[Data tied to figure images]
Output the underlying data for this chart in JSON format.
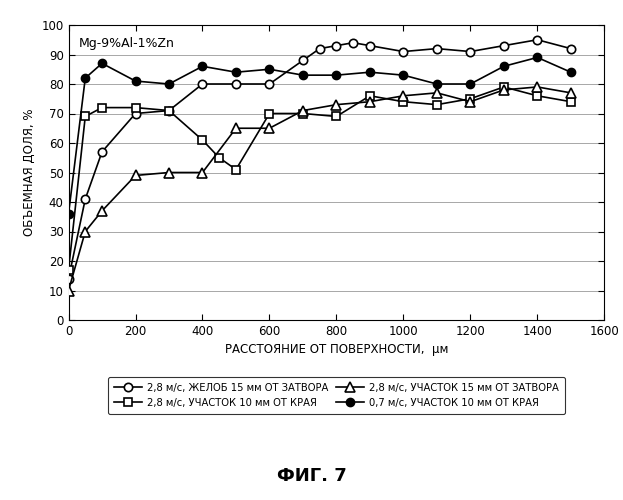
{
  "title_annotation": "Mg-9%Al-1%Zn",
  "xlabel": "РАССТОЯНИЕ ОТ ПОВЕРХНОСТИ,  μм",
  "ylabel": "ОБЪЕМНАЯ ДОЛЯ, %",
  "figure_label": "ФИГ. 7",
  "xlim": [
    0,
    1600
  ],
  "ylim": [
    0,
    100
  ],
  "xticks": [
    0,
    200,
    400,
    600,
    800,
    1000,
    1200,
    1400,
    1600
  ],
  "yticks": [
    0,
    10,
    20,
    30,
    40,
    50,
    60,
    70,
    80,
    90,
    100
  ],
  "series": [
    {
      "label": "2,8 м/с, ЖЕЛОБ 15 мм ОТ ЗАТВОРА",
      "x": [
        0,
        50,
        100,
        200,
        300,
        400,
        500,
        600,
        700,
        750,
        800,
        850,
        900,
        1000,
        1100,
        1200,
        1300,
        1400,
        1500
      ],
      "y": [
        14,
        41,
        57,
        70,
        71,
        80,
        80,
        80,
        88,
        92,
        93,
        94,
        93,
        91,
        92,
        91,
        93,
        95,
        92
      ],
      "marker": "o",
      "filled": false,
      "color": "#000000",
      "linewidth": 1.2
    },
    {
      "label": "2,8 м/с, УЧАСТОК 10 мм ОТ КРАЯ",
      "x": [
        0,
        50,
        100,
        200,
        300,
        400,
        450,
        500,
        600,
        700,
        800,
        900,
        1000,
        1100,
        1200,
        1300,
        1400,
        1500
      ],
      "y": [
        17,
        69,
        72,
        72,
        71,
        61,
        55,
        51,
        70,
        70,
        69,
        76,
        74,
        73,
        75,
        79,
        76,
        74
      ],
      "marker": "s",
      "filled": false,
      "color": "#000000",
      "linewidth": 1.2
    },
    {
      "label": "2,8 м/с, УЧАСТОК 15 мм ОТ ЗАТВОРА",
      "x": [
        0,
        50,
        100,
        200,
        300,
        400,
        500,
        600,
        700,
        800,
        900,
        1000,
        1100,
        1200,
        1300,
        1400,
        1500
      ],
      "y": [
        10,
        30,
        37,
        49,
        50,
        50,
        65,
        65,
        71,
        73,
        74,
        76,
        77,
        74,
        78,
        79,
        77
      ],
      "marker": "^",
      "filled": false,
      "color": "#000000",
      "linewidth": 1.2
    },
    {
      "label": "0,7 м/с, УЧАСТОК 10 мм ОТ КРАЯ",
      "x": [
        0,
        50,
        100,
        200,
        300,
        400,
        500,
        600,
        700,
        800,
        900,
        1000,
        1100,
        1200,
        1300,
        1400,
        1500
      ],
      "y": [
        36,
        82,
        87,
        81,
        80,
        86,
        84,
        85,
        83,
        83,
        84,
        83,
        80,
        80,
        86,
        89,
        84
      ],
      "marker": "o",
      "filled": true,
      "color": "#000000",
      "linewidth": 1.2
    }
  ],
  "background_color": "#ffffff",
  "font_color": "#000000"
}
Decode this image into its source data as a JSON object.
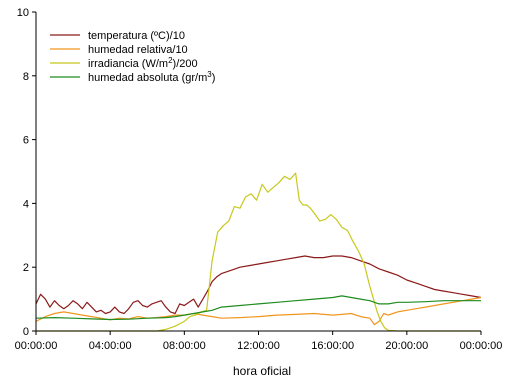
{
  "chart_data": {
    "type": "line",
    "xlabel": "hora oficial",
    "ylabel": "",
    "x_ticks": [
      "00:00:00",
      "04:00:00",
      "08:00:00",
      "12:00:00",
      "16:00:00",
      "20:00:00",
      "00:00:00"
    ],
    "xlim_hours": [
      0,
      24
    ],
    "y_ticks": [
      "0",
      "2",
      "4",
      "6",
      "8",
      "10"
    ],
    "ylim": [
      0,
      10
    ],
    "legend_position": "top-left",
    "grid": false,
    "series": [
      {
        "name": "temperatura (ºC)/10",
        "color": "#8b1a1a",
        "x": [
          0,
          0.25,
          0.5,
          0.75,
          1,
          1.25,
          1.5,
          1.75,
          2,
          2.25,
          2.5,
          2.75,
          3,
          3.25,
          3.5,
          3.75,
          4,
          4.25,
          4.5,
          4.75,
          5,
          5.25,
          5.5,
          5.75,
          6,
          6.25,
          6.5,
          6.75,
          7,
          7.25,
          7.5,
          7.75,
          8,
          8.25,
          8.5,
          8.75,
          9,
          9.25,
          9.5,
          9.75,
          10,
          10.5,
          11,
          11.5,
          12,
          12.5,
          13,
          13.5,
          14,
          14.5,
          15,
          15.5,
          16,
          16.5,
          17,
          17.5,
          18,
          18.5,
          19,
          19.5,
          20,
          20.5,
          21,
          21.5,
          22,
          22.5,
          23,
          23.5,
          24
        ],
        "y": [
          0.85,
          1.15,
          1.0,
          0.75,
          0.95,
          0.8,
          0.7,
          0.8,
          0.95,
          0.85,
          0.7,
          0.9,
          0.75,
          0.6,
          0.65,
          0.55,
          0.6,
          0.75,
          0.6,
          0.55,
          0.7,
          0.9,
          0.95,
          0.8,
          0.75,
          0.85,
          0.9,
          0.95,
          0.75,
          0.6,
          0.55,
          0.85,
          0.8,
          0.9,
          1.0,
          0.75,
          1.0,
          1.25,
          1.55,
          1.7,
          1.8,
          1.9,
          2.0,
          2.05,
          2.1,
          2.15,
          2.2,
          2.25,
          2.3,
          2.35,
          2.3,
          2.3,
          2.35,
          2.35,
          2.3,
          2.2,
          2.1,
          1.95,
          1.85,
          1.75,
          1.6,
          1.5,
          1.4,
          1.3,
          1.25,
          1.2,
          1.15,
          1.1,
          1.05
        ]
      },
      {
        "name": "humedad relativa/10",
        "color": "#f0961e",
        "x": [
          0,
          0.5,
          1,
          1.5,
          2,
          2.5,
          3,
          3.5,
          4,
          4.5,
          5,
          5.5,
          6,
          6.5,
          7,
          7.5,
          8,
          8.5,
          9,
          9.5,
          10,
          11,
          12,
          13,
          14,
          15,
          16,
          16.5,
          17,
          17.5,
          18,
          18.25,
          18.5,
          18.75,
          19,
          19.25,
          19.5,
          20,
          20.5,
          21,
          21.5,
          22,
          22.5,
          23,
          23.5,
          24
        ],
        "y": [
          0.3,
          0.45,
          0.55,
          0.6,
          0.55,
          0.5,
          0.45,
          0.4,
          0.35,
          0.4,
          0.38,
          0.45,
          0.4,
          0.42,
          0.45,
          0.5,
          0.5,
          0.55,
          0.5,
          0.45,
          0.4,
          0.42,
          0.45,
          0.5,
          0.52,
          0.55,
          0.5,
          0.52,
          0.55,
          0.45,
          0.4,
          0.2,
          0.3,
          0.55,
          0.5,
          0.55,
          0.6,
          0.65,
          0.7,
          0.75,
          0.8,
          0.85,
          0.9,
          0.95,
          1.0,
          1.05
        ]
      },
      {
        "name": "irradiancia (W/m²)/200",
        "color": "#c8c81e",
        "x": [
          0,
          6.5,
          7,
          7.5,
          8,
          8.3,
          8.6,
          8.9,
          9.2,
          9.5,
          9.8,
          10.1,
          10.4,
          10.7,
          11,
          11.3,
          11.6,
          11.9,
          12.2,
          12.5,
          12.8,
          13.1,
          13.4,
          13.7,
          14,
          14.2,
          14.4,
          14.6,
          14.8,
          15,
          15.3,
          15.6,
          15.9,
          16.2,
          16.5,
          16.8,
          17.1,
          17.4,
          17.7,
          18,
          18.2,
          18.4,
          18.6,
          18.8,
          19,
          19.5,
          24
        ],
        "y": [
          0,
          0,
          0.05,
          0.15,
          0.3,
          0.45,
          0.5,
          0.6,
          0.65,
          2.2,
          3.1,
          3.3,
          3.45,
          3.9,
          3.85,
          4.2,
          4.3,
          4.1,
          4.6,
          4.35,
          4.5,
          4.65,
          4.85,
          4.75,
          4.95,
          4.1,
          3.95,
          3.95,
          3.85,
          3.7,
          3.45,
          3.5,
          3.65,
          3.5,
          3.25,
          3.15,
          2.8,
          2.5,
          2.1,
          1.4,
          1.0,
          0.6,
          0.3,
          0.1,
          0.02,
          0,
          0
        ]
      },
      {
        "name": "humedad absoluta (gr/m³)",
        "color": "#1e8c1e",
        "x": [
          0,
          1,
          2,
          3,
          4,
          5,
          6,
          7,
          7.5,
          8,
          8.5,
          9,
          9.5,
          10,
          11,
          12,
          13,
          14,
          15,
          16,
          16.5,
          17,
          17.5,
          18,
          18.5,
          19,
          19.5,
          20,
          21,
          22,
          23,
          24
        ],
        "y": [
          0.4,
          0.42,
          0.4,
          0.38,
          0.36,
          0.37,
          0.4,
          0.42,
          0.45,
          0.5,
          0.55,
          0.6,
          0.65,
          0.75,
          0.8,
          0.85,
          0.9,
          0.95,
          1.0,
          1.05,
          1.1,
          1.05,
          1.0,
          0.95,
          0.85,
          0.85,
          0.9,
          0.9,
          0.92,
          0.95,
          0.95,
          0.95
        ]
      }
    ],
    "legend_items": [
      {
        "text": "temperatura (ºC)/10",
        "sup": "",
        "tail": ""
      },
      {
        "text": "humedad relativa/10",
        "sup": "",
        "tail": ""
      },
      {
        "text": "irradiancia (W/m",
        "sup": "2",
        "tail": ")/200"
      },
      {
        "text": "humedad absoluta (gr/m",
        "sup": "3",
        "tail": ")"
      }
    ]
  }
}
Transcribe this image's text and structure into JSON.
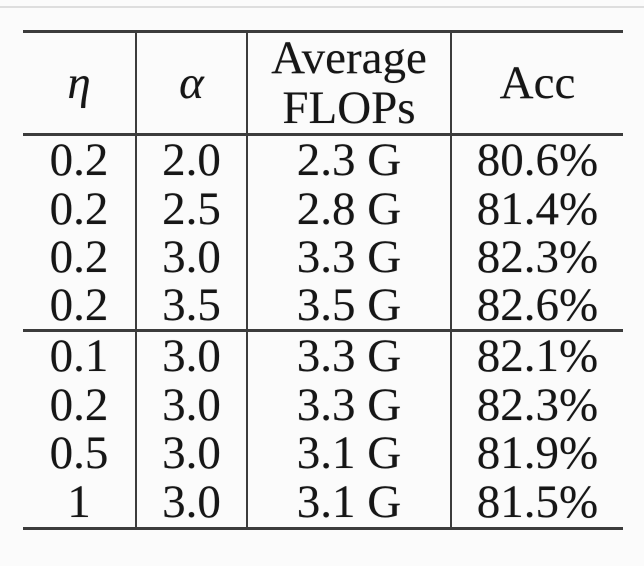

## Stated goal
In the listing above, find each line with the word "xlabel" and copy it.

## Answer
  "xlabel": "РАССТОЯНИЕ ОТ ПОВЕРХНОСТИ,  μм",
    "xlabel": "hora oficial",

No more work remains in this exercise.